◆ **WHAT YOU SHOULD DO**: Retype all of the data exactly as given.

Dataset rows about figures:
____
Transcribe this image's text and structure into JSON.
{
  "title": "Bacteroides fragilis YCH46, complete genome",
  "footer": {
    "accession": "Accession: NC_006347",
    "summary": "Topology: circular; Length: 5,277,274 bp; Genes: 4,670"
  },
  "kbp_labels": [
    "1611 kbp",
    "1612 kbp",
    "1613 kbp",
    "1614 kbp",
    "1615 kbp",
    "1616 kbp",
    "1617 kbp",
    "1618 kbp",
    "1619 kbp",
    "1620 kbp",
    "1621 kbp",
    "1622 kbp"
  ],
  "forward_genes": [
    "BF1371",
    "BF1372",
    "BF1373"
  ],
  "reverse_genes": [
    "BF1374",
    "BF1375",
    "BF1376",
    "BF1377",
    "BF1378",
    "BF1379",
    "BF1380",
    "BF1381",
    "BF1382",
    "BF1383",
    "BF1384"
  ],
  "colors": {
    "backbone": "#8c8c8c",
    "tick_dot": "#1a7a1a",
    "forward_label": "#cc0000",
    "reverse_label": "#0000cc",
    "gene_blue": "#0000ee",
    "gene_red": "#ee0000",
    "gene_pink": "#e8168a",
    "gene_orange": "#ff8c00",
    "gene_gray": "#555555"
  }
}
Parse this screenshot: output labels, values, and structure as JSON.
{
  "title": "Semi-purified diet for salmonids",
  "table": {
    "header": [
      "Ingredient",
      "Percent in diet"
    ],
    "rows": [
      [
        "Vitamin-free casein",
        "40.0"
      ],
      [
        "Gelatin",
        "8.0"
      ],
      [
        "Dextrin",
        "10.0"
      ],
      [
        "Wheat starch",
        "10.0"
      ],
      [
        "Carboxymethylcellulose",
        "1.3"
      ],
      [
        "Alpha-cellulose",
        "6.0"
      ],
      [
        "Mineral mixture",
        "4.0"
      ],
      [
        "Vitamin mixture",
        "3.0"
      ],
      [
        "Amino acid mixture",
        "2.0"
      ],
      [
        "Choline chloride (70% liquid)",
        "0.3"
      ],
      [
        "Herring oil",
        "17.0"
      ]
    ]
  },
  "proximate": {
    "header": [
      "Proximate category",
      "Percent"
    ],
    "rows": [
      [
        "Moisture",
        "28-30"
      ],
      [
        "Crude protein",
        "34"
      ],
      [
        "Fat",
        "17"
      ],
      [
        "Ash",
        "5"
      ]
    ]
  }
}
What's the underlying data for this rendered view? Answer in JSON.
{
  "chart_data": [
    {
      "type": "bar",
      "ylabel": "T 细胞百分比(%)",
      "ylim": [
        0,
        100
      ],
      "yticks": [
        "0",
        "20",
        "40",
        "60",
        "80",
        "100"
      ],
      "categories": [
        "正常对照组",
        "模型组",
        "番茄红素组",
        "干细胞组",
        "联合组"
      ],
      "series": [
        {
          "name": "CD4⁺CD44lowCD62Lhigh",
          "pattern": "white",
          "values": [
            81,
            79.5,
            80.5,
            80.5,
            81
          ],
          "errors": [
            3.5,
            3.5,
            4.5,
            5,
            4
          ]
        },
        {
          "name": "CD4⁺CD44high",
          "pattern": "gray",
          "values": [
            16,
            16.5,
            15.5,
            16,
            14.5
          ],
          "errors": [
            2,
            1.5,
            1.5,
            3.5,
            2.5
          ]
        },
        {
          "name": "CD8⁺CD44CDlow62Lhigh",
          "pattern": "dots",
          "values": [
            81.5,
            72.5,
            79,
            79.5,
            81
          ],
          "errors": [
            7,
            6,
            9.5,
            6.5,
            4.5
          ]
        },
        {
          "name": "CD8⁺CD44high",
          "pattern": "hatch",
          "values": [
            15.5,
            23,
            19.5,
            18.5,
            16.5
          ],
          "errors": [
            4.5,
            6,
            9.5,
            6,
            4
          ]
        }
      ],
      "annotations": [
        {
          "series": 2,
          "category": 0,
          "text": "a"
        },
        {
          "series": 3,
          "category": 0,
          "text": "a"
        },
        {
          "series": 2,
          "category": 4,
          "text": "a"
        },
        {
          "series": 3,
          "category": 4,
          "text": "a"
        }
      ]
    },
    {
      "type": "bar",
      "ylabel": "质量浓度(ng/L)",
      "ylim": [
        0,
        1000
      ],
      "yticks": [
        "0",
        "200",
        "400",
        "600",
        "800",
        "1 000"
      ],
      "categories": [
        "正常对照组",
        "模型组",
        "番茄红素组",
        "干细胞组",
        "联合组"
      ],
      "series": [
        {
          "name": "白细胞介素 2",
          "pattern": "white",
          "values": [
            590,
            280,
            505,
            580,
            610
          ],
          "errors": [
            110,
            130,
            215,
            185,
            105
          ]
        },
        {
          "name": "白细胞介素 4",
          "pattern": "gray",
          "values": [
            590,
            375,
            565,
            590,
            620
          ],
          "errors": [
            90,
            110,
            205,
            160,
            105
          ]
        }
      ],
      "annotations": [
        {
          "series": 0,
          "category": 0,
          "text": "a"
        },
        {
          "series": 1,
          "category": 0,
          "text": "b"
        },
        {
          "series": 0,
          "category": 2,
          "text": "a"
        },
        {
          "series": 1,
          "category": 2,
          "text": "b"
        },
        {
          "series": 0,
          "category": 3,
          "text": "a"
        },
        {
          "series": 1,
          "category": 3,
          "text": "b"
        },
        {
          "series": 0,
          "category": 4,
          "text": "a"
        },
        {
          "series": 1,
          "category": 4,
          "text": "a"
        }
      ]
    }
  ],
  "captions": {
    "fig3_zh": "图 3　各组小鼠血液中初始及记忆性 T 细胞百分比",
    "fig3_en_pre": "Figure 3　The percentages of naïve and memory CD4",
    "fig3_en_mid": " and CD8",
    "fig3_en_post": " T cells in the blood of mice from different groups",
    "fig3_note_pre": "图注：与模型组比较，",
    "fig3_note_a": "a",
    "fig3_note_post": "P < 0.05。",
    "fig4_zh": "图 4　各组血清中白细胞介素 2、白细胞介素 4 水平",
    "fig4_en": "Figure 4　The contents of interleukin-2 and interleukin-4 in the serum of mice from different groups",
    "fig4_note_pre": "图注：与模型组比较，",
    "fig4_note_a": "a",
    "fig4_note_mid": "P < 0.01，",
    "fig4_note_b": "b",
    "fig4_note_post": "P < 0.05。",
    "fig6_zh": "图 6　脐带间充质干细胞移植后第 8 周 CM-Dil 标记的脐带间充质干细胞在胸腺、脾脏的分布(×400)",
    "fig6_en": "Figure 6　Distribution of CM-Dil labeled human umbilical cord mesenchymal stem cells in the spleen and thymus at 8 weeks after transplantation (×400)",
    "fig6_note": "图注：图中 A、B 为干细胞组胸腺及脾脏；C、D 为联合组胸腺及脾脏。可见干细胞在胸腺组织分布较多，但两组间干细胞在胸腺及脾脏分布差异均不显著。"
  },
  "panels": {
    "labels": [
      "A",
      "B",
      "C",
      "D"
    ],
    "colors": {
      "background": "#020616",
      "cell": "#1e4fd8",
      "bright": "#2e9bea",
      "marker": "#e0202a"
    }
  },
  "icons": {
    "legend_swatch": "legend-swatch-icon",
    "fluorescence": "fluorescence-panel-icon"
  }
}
____
◆ **FINISHED TASK**:
Transcribe this image's text and structure into JSON.
{
  "title": "Bacteroides fragilis YCH46, complete genome",
  "footer": {
    "accession": "Accession: NC_006347",
    "summary": "Topology: circular; Length: 5,277,274 bp; Genes: 4,670"
  },
  "kbp_labels": [
    "1611 kbp",
    "1612 kbp",
    "1613 kbp",
    "1614 kbp",
    "1615 kbp",
    "1616 kbp",
    "1617 kbp",
    "1618 kbp",
    "1619 kbp",
    "1620 kbp",
    "1621 kbp",
    "1622 kbp"
  ],
  "forward_genes": [
    "BF1371",
    "BF1372",
    "BF1373"
  ],
  "reverse_genes": [
    "BF1374",
    "BF1375",
    "BF1376",
    "BF1377",
    "BF1378",
    "BF1379",
    "BF1380",
    "BF1381",
    "BF1382",
    "BF1383",
    "BF1384"
  ],
  "colors": {
    "backbone": "#8c8c8c",
    "tick_dot": "#1a7a1a",
    "forward_label": "#cc0000",
    "reverse_label": "#0000cc",
    "gene_blue": "#0000ee",
    "gene_red": "#ee0000",
    "gene_pink": "#e8168a",
    "gene_orange": "#ff8c00",
    "gene_gray": "#555555"
  }
}
Parse this screenshot: output labels, values, and structure as JSON.
{
  "title": "Semi-purified diet for salmonids",
  "table": {
    "header": [
      "Ingredient",
      "Percent in diet"
    ],
    "rows": [
      [
        "Vitamin-free casein",
        "40.0"
      ],
      [
        "Gelatin",
        "8.0"
      ],
      [
        "Dextrin",
        "10.0"
      ],
      [
        "Wheat starch",
        "10.0"
      ],
      [
        "Carboxymethylcellulose",
        "1.3"
      ],
      [
        "Alpha-cellulose",
        "6.0"
      ],
      [
        "Mineral mixture",
        "4.0"
      ],
      [
        "Vitamin mixture",
        "3.0"
      ],
      [
        "Amino acid mixture",
        "2.0"
      ],
      [
        "Choline chloride (70% liquid)",
        "0.3"
      ],
      [
        "Herring oil",
        "17.0"
      ]
    ]
  },
  "proximate": {
    "header": [
      "Proximate category",
      "Percent"
    ],
    "rows": [
      [
        "Moisture",
        "28-30"
      ],
      [
        "Crude protein",
        "34"
      ],
      [
        "Fat",
        "17"
      ],
      [
        "Ash",
        "5"
      ]
    ]
  }
}
What's the underlying data for this rendered view? Answer in JSON.
{
  "chart_data": [
    {
      "type": "bar",
      "ylabel": "T 细胞百分比(%)",
      "ylim": [
        0,
        100
      ],
      "yticks": [
        "0",
        "20",
        "40",
        "60",
        "80",
        "100"
      ],
      "categories": [
        "正常对照组",
        "模型组",
        "番茄红素组",
        "干细胞组",
        "联合组"
      ],
      "series": [
        {
          "name": "CD4⁺CD44lowCD62Lhigh",
          "pattern": "white",
          "values": [
            81,
            79.5,
            80.5,
            80.5,
            81
          ],
          "errors": [
            3.5,
            3.5,
            4.5,
            5,
            4
          ]
        },
        {
          "name": "CD4⁺CD44high",
          "pattern": "gray",
          "values": [
            16,
            16.5,
            15.5,
            16,
            14.5
          ],
          "errors": [
            2,
            1.5,
            1.5,
            3.5,
            2.5
          ]
        },
        {
          "name": "CD8⁺CD44CDlow62Lhigh",
          "pattern": "dots",
          "values": [
            81.5,
            72.5,
            79,
            79.5,
            81
          ],
          "errors": [
            7,
            6,
            9.5,
            6.5,
            4.5
          ]
        },
        {
          "name": "CD8⁺CD44high",
          "pattern": "hatch",
          "values": [
            15.5,
            23,
            19.5,
            18.5,
            16.5
          ],
          "errors": [
            4.5,
            6,
            9.5,
            6,
            4
          ]
        }
      ],
      "annotations": [
        {
          "series": 2,
          "category": 0,
          "text": "a"
        },
        {
          "series": 3,
          "category": 0,
          "text": "a"
        },
        {
          "series": 2,
          "category": 4,
          "text": "a"
        },
        {
          "series": 3,
          "category": 4,
          "text": "a"
        }
      ]
    },
    {
      "type": "bar",
      "ylabel": "质量浓度(ng/L)",
      "ylim": [
        0,
        1000
      ],
      "yticks": [
        "0",
        "200",
        "400",
        "600",
        "800",
        "1 000"
      ],
      "categories": [
        "正常对照组",
        "模型组",
        "番茄红素组",
        "干细胞组",
        "联合组"
      ],
      "series": [
        {
          "name": "白细胞介素 2",
          "pattern": "white",
          "values": [
            590,
            280,
            505,
            580,
            610
          ],
          "errors": [
            110,
            130,
            215,
            185,
            105
          ]
        },
        {
          "name": "白细胞介素 4",
          "pattern": "gray",
          "values": [
            590,
            375,
            565,
            590,
            620
          ],
          "errors": [
            90,
            110,
            205,
            160,
            105
          ]
        }
      ],
      "annotations": [
        {
          "series": 0,
          "category": 0,
          "text": "a"
        },
        {
          "series": 1,
          "category": 0,
          "text": "b"
        },
        {
          "series": 0,
          "category": 2,
          "text": "a"
        },
        {
          "series": 1,
          "category": 2,
          "text": "b"
        },
        {
          "series": 0,
          "category": 3,
          "text": "a"
        },
        {
          "series": 1,
          "category": 3,
          "text": "b"
        },
        {
          "series": 0,
          "category": 4,
          "text": "a"
        },
        {
          "series": 1,
          "category": 4,
          "text": "a"
        }
      ]
    }
  ],
  "captions": {
    "fig3_zh": "图 3　各组小鼠血液中初始及记忆性 T 细胞百分比",
    "fig3_en_pre": "Figure 3　The percentages of naïve and memory CD4",
    "fig3_en_mid": " and CD8",
    "fig3_en_post": " T cells in the blood of mice from different groups",
    "fig3_note_pre": "图注：与模型组比较，",
    "fig3_note_a": "a",
    "fig3_note_post": "P < 0.05。",
    "fig4_zh": "图 4　各组血清中白细胞介素 2、白细胞介素 4 水平",
    "fig4_en": "Figure 4　The contents of interleukin-2 and interleukin-4 in the serum of mice from different groups",
    "fig4_note_pre": "图注：与模型组比较，",
    "fig4_note_a": "a",
    "fig4_note_mid": "P < 0.01，",
    "fig4_note_b": "b",
    "fig4_note_post": "P < 0.05。",
    "fig6_zh": "图 6　脐带间充质干细胞移植后第 8 周 CM-Dil 标记的脐带间充质干细胞在胸腺、脾脏的分布(×400)",
    "fig6_en": "Figure 6　Distribution of CM-Dil labeled human umbilical cord mesenchymal stem cells in the spleen and thymus at 8 weeks after transplantation (×400)",
    "fig6_note": "图注：图中 A、B 为干细胞组胸腺及脾脏；C、D 为联合组胸腺及脾脏。可见干细胞在胸腺组织分布较多，但两组间干细胞在胸腺及脾脏分布差异均不显著。"
  },
  "panels": {
    "labels": [
      "A",
      "B",
      "C",
      "D"
    ],
    "colors": {
      "background": "#020616",
      "cell": "#1e4fd8",
      "bright": "#2e9bea",
      "marker": "#e0202a"
    }
  },
  "icons": {
    "legend_swatch": "legend-swatch-icon",
    "fluorescence": "fluorescence-panel-icon"
  }
}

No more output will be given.